------ Records

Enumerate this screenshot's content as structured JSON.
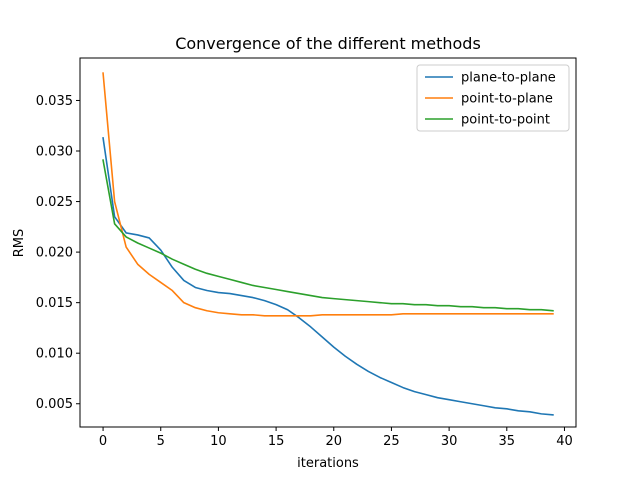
{
  "chart_data": {
    "type": "line",
    "title": "Convergence of the different methods",
    "xlabel": "iterations",
    "ylabel": "RMS",
    "xlim": [
      -2,
      41
    ],
    "ylim": [
      0.0027,
      0.0392
    ],
    "xticks": [
      0,
      5,
      10,
      15,
      20,
      25,
      30,
      35,
      40
    ],
    "xtick_labels": [
      "0",
      "5",
      "10",
      "15",
      "20",
      "25",
      "30",
      "35",
      "40"
    ],
    "yticks": [
      0.005,
      0.01,
      0.015,
      0.02,
      0.025,
      0.03,
      0.035
    ],
    "ytick_labels": [
      "0.005",
      "0.010",
      "0.015",
      "0.020",
      "0.025",
      "0.030",
      "0.035"
    ],
    "legend_position": "top-right",
    "grid": false,
    "x": [
      0,
      1,
      2,
      3,
      4,
      5,
      6,
      7,
      8,
      9,
      10,
      11,
      12,
      13,
      14,
      15,
      16,
      17,
      18,
      19,
      20,
      21,
      22,
      23,
      24,
      25,
      26,
      27,
      28,
      29,
      30,
      31,
      32,
      33,
      34,
      35,
      36,
      37,
      38,
      39
    ],
    "series": [
      {
        "name": "plane-to-plane",
        "color": "#1f77b4",
        "values": [
          0.0313,
          0.0235,
          0.0219,
          0.0217,
          0.0214,
          0.0202,
          0.0185,
          0.0172,
          0.0165,
          0.0162,
          0.016,
          0.0159,
          0.0157,
          0.0155,
          0.0152,
          0.0148,
          0.0143,
          0.0135,
          0.0126,
          0.0116,
          0.0106,
          0.0097,
          0.0089,
          0.0082,
          0.0076,
          0.0071,
          0.0066,
          0.0062,
          0.0059,
          0.0056,
          0.0054,
          0.0052,
          0.005,
          0.0048,
          0.0046,
          0.0045,
          0.0043,
          0.0042,
          0.004,
          0.0039
        ]
      },
      {
        "name": "point-to-plane",
        "color": "#ff7f0e",
        "values": [
          0.0377,
          0.025,
          0.0205,
          0.0188,
          0.0178,
          0.017,
          0.0162,
          0.015,
          0.0145,
          0.0142,
          0.014,
          0.0139,
          0.0138,
          0.0138,
          0.0137,
          0.0137,
          0.0137,
          0.0137,
          0.0137,
          0.0138,
          0.0138,
          0.0138,
          0.0138,
          0.0138,
          0.0138,
          0.0138,
          0.0139,
          0.0139,
          0.0139,
          0.0139,
          0.0139,
          0.0139,
          0.0139,
          0.0139,
          0.0139,
          0.0139,
          0.0139,
          0.0139,
          0.0139,
          0.0139
        ]
      },
      {
        "name": "point-to-point",
        "color": "#2ca02c",
        "values": [
          0.0291,
          0.0228,
          0.0215,
          0.0209,
          0.0204,
          0.0199,
          0.0193,
          0.0188,
          0.0183,
          0.0179,
          0.0176,
          0.0173,
          0.017,
          0.0167,
          0.0165,
          0.0163,
          0.0161,
          0.0159,
          0.0157,
          0.0155,
          0.0154,
          0.0153,
          0.0152,
          0.0151,
          0.015,
          0.0149,
          0.0149,
          0.0148,
          0.0148,
          0.0147,
          0.0147,
          0.0146,
          0.0146,
          0.0145,
          0.0145,
          0.0144,
          0.0144,
          0.0143,
          0.0143,
          0.0142
        ]
      }
    ]
  }
}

------------

** What is being asked **
Reproduce the full listing above verbatim, with no pictures included.

** Solution to this task **
Enumerate this screenshot's content as structured JSON.
{
  "chart_data": {
    "type": "line",
    "title": "Convergence of the different methods",
    "xlabel": "iterations",
    "ylabel": "RMS",
    "xlim": [
      -2,
      41
    ],
    "ylim": [
      0.0027,
      0.0392
    ],
    "xticks": [
      0,
      5,
      10,
      15,
      20,
      25,
      30,
      35,
      40
    ],
    "xtick_labels": [
      "0",
      "5",
      "10",
      "15",
      "20",
      "25",
      "30",
      "35",
      "40"
    ],
    "yticks": [
      0.005,
      0.01,
      0.015,
      0.02,
      0.025,
      0.03,
      0.035
    ],
    "ytick_labels": [
      "0.005",
      "0.010",
      "0.015",
      "0.020",
      "0.025",
      "0.030",
      "0.035"
    ],
    "legend_position": "top-right",
    "grid": false,
    "x": [
      0,
      1,
      2,
      3,
      4,
      5,
      6,
      7,
      8,
      9,
      10,
      11,
      12,
      13,
      14,
      15,
      16,
      17,
      18,
      19,
      20,
      21,
      22,
      23,
      24,
      25,
      26,
      27,
      28,
      29,
      30,
      31,
      32,
      33,
      34,
      35,
      36,
      37,
      38,
      39
    ],
    "series": [
      {
        "name": "plane-to-plane",
        "color": "#1f77b4",
        "values": [
          0.0313,
          0.0235,
          0.0219,
          0.0217,
          0.0214,
          0.0202,
          0.0185,
          0.0172,
          0.0165,
          0.0162,
          0.016,
          0.0159,
          0.0157,
          0.0155,
          0.0152,
          0.0148,
          0.0143,
          0.0135,
          0.0126,
          0.0116,
          0.0106,
          0.0097,
          0.0089,
          0.0082,
          0.0076,
          0.0071,
          0.0066,
          0.0062,
          0.0059,
          0.0056,
          0.0054,
          0.0052,
          0.005,
          0.0048,
          0.0046,
          0.0045,
          0.0043,
          0.0042,
          0.004,
          0.0039
        ]
      },
      {
        "name": "point-to-plane",
        "color": "#ff7f0e",
        "values": [
          0.0377,
          0.025,
          0.0205,
          0.0188,
          0.0178,
          0.017,
          0.0162,
          0.015,
          0.0145,
          0.0142,
          0.014,
          0.0139,
          0.0138,
          0.0138,
          0.0137,
          0.0137,
          0.0137,
          0.0137,
          0.0137,
          0.0138,
          0.0138,
          0.0138,
          0.0138,
          0.0138,
          0.0138,
          0.0138,
          0.0139,
          0.0139,
          0.0139,
          0.0139,
          0.0139,
          0.0139,
          0.0139,
          0.0139,
          0.0139,
          0.0139,
          0.0139,
          0.0139,
          0.0139,
          0.0139
        ]
      },
      {
        "name": "point-to-point",
        "color": "#2ca02c",
        "values": [
          0.0291,
          0.0228,
          0.0215,
          0.0209,
          0.0204,
          0.0199,
          0.0193,
          0.0188,
          0.0183,
          0.0179,
          0.0176,
          0.0173,
          0.017,
          0.0167,
          0.0165,
          0.0163,
          0.0161,
          0.0159,
          0.0157,
          0.0155,
          0.0154,
          0.0153,
          0.0152,
          0.0151,
          0.015,
          0.0149,
          0.0149,
          0.0148,
          0.0148,
          0.0147,
          0.0147,
          0.0146,
          0.0146,
          0.0145,
          0.0145,
          0.0144,
          0.0144,
          0.0143,
          0.0143,
          0.0142
        ]
      }
    ]
  }
}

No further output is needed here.